A Taurus é uma gigante do setor de armas leves tais como pistolas, revólveres e submetralhadoras, e é uma das três maiores empresas do setor, exportando para mais de 70 países, segundo informações de seu site. No Brasil ela tem praticamente o monopólio do mercado de armas de fogo, fornecendo para todas as polícias e forças de segurança do país, bem como para empresas de segurança privada. Sua consolidação contou com uma ajudinha protecionista: desde a década de 1930 um regulamento do Exército proíbe que sejam importadas armas de fogo para o país caso haja alguma similar. A benevolência do Estado é paga em pequenos favores: em março deste ano a Taurus e a Companhia Brasileira de Cartuchos anunciaram a doação de 100 fuzis e 100.000 munições para a intervenção federal no Rio.

* * * * * * * * *

### Tarefa escrita a
Reproduza fielmente, do trecho sobre a Taurus, a parte compreendida entre "A Taurus é uma" e "federal no Rio.", inclusive.

* * * * * * * * *

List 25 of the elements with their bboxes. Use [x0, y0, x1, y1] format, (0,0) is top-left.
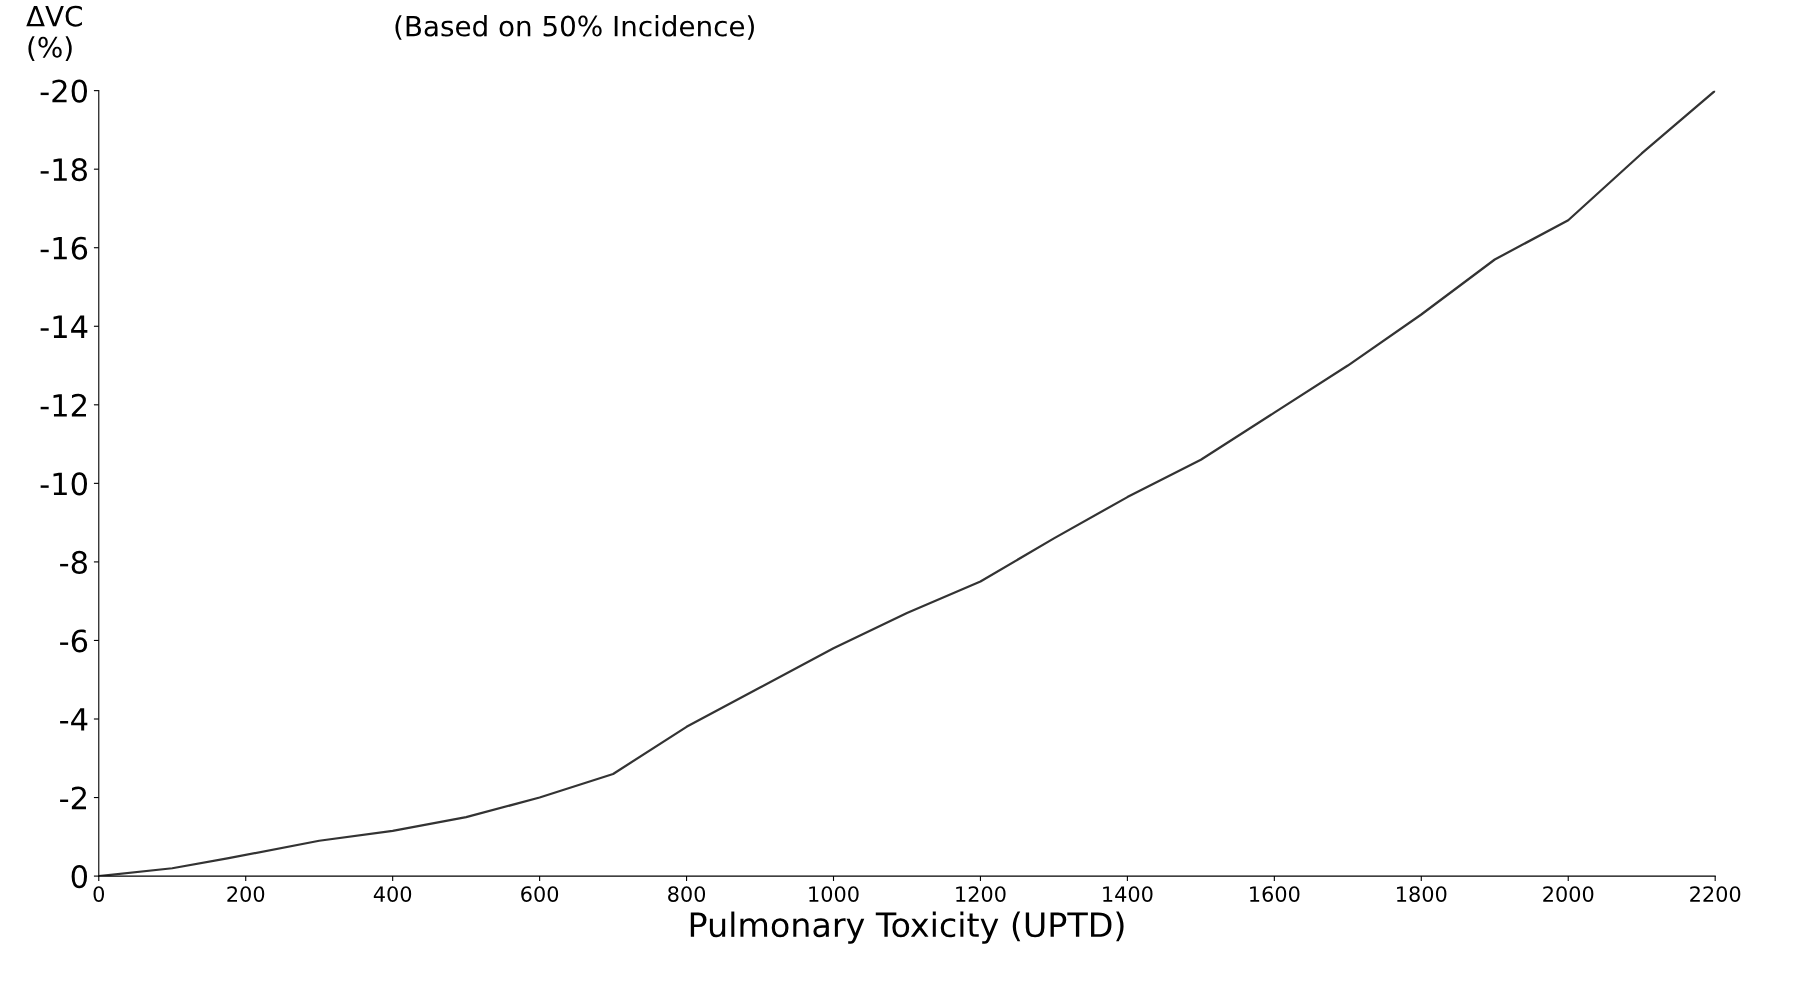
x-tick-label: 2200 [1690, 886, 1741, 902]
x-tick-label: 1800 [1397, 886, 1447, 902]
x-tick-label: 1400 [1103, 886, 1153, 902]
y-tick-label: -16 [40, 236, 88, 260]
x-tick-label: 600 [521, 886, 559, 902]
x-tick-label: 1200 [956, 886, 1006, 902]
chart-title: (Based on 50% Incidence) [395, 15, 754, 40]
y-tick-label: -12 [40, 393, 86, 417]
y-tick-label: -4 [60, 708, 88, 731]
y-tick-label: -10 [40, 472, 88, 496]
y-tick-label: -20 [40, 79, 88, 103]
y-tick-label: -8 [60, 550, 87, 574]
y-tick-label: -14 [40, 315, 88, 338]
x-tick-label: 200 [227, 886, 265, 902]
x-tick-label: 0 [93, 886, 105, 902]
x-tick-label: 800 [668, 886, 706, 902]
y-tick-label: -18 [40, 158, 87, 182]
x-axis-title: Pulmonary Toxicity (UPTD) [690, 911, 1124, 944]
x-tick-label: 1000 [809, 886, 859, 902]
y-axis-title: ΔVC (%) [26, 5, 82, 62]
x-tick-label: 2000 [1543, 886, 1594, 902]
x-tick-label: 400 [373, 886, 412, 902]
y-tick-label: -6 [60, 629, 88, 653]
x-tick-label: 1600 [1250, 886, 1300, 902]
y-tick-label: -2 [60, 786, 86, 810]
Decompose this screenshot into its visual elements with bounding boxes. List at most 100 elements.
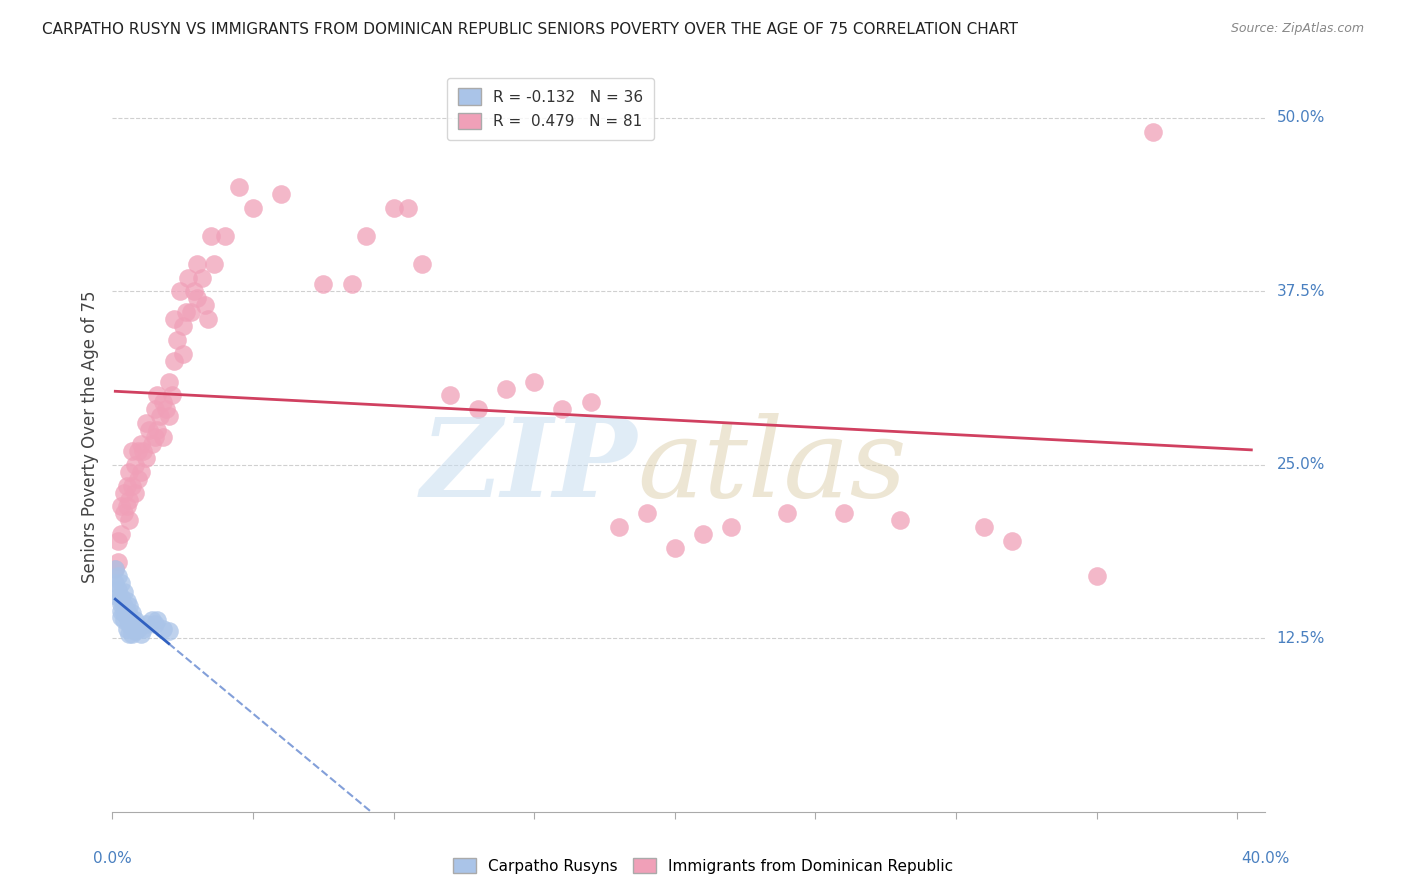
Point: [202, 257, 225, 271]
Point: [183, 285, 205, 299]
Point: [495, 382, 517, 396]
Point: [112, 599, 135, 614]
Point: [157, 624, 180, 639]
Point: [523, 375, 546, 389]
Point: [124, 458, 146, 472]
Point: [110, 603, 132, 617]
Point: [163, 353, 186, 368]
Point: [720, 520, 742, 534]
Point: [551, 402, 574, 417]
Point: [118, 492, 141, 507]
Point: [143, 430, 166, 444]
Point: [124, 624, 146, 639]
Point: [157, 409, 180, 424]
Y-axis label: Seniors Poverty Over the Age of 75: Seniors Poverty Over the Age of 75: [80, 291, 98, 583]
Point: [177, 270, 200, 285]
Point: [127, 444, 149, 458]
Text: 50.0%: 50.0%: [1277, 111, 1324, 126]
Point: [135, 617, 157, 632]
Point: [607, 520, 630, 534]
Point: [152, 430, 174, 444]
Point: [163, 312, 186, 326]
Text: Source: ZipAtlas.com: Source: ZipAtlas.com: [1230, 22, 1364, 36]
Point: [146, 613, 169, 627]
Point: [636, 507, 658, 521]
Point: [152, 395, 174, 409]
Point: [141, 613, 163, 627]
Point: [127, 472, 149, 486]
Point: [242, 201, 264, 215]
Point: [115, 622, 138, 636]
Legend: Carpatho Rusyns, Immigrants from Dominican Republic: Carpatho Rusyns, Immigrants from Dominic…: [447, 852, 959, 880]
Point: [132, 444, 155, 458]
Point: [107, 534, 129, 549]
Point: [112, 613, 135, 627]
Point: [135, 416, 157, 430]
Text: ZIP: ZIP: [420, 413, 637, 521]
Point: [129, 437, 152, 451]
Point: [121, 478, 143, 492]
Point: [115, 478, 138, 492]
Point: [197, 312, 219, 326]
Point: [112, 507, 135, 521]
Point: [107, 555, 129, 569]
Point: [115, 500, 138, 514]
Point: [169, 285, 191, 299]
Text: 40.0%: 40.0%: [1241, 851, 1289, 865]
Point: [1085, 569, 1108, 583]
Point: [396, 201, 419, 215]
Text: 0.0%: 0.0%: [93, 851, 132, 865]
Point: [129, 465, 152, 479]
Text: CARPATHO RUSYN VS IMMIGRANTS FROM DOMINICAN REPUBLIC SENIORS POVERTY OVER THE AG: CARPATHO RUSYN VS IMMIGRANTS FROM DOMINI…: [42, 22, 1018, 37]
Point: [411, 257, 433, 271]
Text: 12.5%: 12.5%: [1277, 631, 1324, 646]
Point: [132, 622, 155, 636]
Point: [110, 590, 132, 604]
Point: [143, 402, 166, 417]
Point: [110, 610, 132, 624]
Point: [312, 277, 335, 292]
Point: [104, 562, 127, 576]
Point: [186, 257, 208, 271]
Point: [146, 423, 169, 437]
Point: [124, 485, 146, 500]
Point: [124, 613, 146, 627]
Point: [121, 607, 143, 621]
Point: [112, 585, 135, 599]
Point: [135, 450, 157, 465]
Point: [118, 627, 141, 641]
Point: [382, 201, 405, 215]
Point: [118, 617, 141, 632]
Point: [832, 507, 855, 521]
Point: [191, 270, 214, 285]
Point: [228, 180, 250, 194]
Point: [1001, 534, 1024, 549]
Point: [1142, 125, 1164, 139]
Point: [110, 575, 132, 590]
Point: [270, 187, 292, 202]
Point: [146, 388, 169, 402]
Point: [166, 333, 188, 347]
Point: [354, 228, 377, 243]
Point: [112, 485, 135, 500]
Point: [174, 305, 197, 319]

* * * * * * * * *

### Tarefa escrita b
Apresente como lista numerada somente as linhas da listagem situadas entre a que contém "Point: [202, 257, 225, 271]" e a que contém "Point: [163, 312, 186, 326]", ambas incluídas, omitindo as linhas em branco.

### Resultado da tarefa a
A Taurus é uma gigante do setor de armas leves tais como pistolas, revólveres e submetralhadoras, e é uma das três maiores empresas do setor, exportando para mais de 70 países, segundo informações de seu site. No Brasil ela tem praticamente o monopólio do mercado de armas de fogo, fornecendo para todas as polícias e forças de segurança do país, bem como para empresas de segurança privada. Sua consolidação contou com uma ajudinha protecionista: desde a década de 1930 um regulamento do Exército proíbe que sejam importadas armas de fogo para o país caso haja alguma similar. A benevolência do Estado é paga em pequenos favores: em março deste ano a Taurus e a Companhia Brasileira de Cartuchos anunciaram a doação de 100 fuzis e 100.000 munições para a intervenção federal no Rio.

### Resultado da tarefa b
1. Point: [202, 257, 225, 271]
2. Point: [183, 285, 205, 299]
3. Point: [495, 382, 517, 396]
4. Point: [112, 599, 135, 614]
5. Point: [157, 624, 180, 639]
6. Point: [523, 375, 546, 389]
7. Point: [124, 458, 146, 472]
8. Point: [110, 603, 132, 617]
9. Point: [163, 353, 186, 368]
10. Point: [720, 520, 742, 534]
11. Point: [551, 402, 574, 417]
12. Point: [118, 492, 141, 507]
13. Point: [143, 430, 166, 444]
14. Point: [124, 624, 146, 639]
15. Point: [157, 409, 180, 424]
16. Y-axis label: Seniors Poverty Over the Age of 75: Seniors Poverty Over the Age of 75: [80, 291, 98, 583]
17. Point: [177, 270, 200, 285]
18. Point: [127, 444, 149, 458]
19. Text: 50.0%: 50.0%: [1277, 111, 1324, 126]
20. Point: [135, 617, 157, 632]
21. Point: [607, 520, 630, 534]
22. Point: [152, 430, 174, 444]
23. Point: [163, 312, 186, 326]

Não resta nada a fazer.